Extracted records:
## start
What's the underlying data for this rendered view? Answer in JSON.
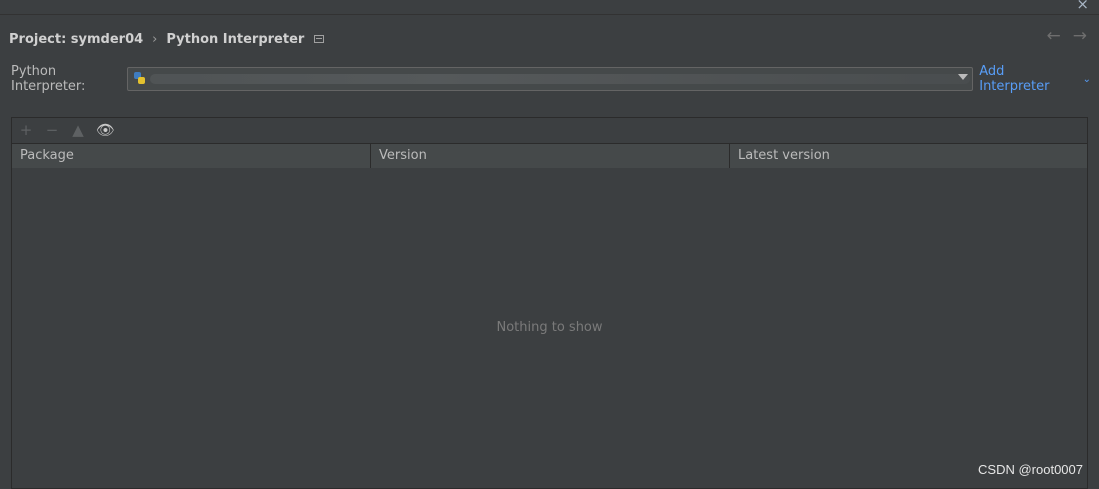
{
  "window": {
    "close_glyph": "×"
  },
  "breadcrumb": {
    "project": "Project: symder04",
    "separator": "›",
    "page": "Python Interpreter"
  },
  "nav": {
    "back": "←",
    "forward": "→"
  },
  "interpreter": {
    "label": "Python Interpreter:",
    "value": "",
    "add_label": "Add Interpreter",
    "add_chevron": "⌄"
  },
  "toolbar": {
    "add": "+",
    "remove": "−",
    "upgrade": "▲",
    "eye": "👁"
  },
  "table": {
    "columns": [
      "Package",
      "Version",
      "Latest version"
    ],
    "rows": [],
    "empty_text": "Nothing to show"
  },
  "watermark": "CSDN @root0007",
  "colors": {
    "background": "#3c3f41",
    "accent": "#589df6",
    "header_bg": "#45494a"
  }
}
## end
## EXERCISE PROMPT:
Restate each entry word for word, leaving out any pictures.

## WRITTEN SOLUTION:
What's the underlying data for this rendered view? Answer in JSON.
{
  "window": {
    "close_glyph": "×"
  },
  "breadcrumb": {
    "project": "Project: symder04",
    "separator": "›",
    "page": "Python Interpreter"
  },
  "nav": {
    "back": "←",
    "forward": "→"
  },
  "interpreter": {
    "label": "Python Interpreter:",
    "value": "",
    "add_label": "Add Interpreter",
    "add_chevron": "⌄"
  },
  "toolbar": {
    "add": "+",
    "remove": "−",
    "upgrade": "▲",
    "eye": "👁"
  },
  "table": {
    "columns": [
      "Package",
      "Version",
      "Latest version"
    ],
    "rows": [],
    "empty_text": "Nothing to show"
  },
  "watermark": "CSDN @root0007",
  "colors": {
    "background": "#3c3f41",
    "accent": "#589df6",
    "header_bg": "#45494a"
  }
}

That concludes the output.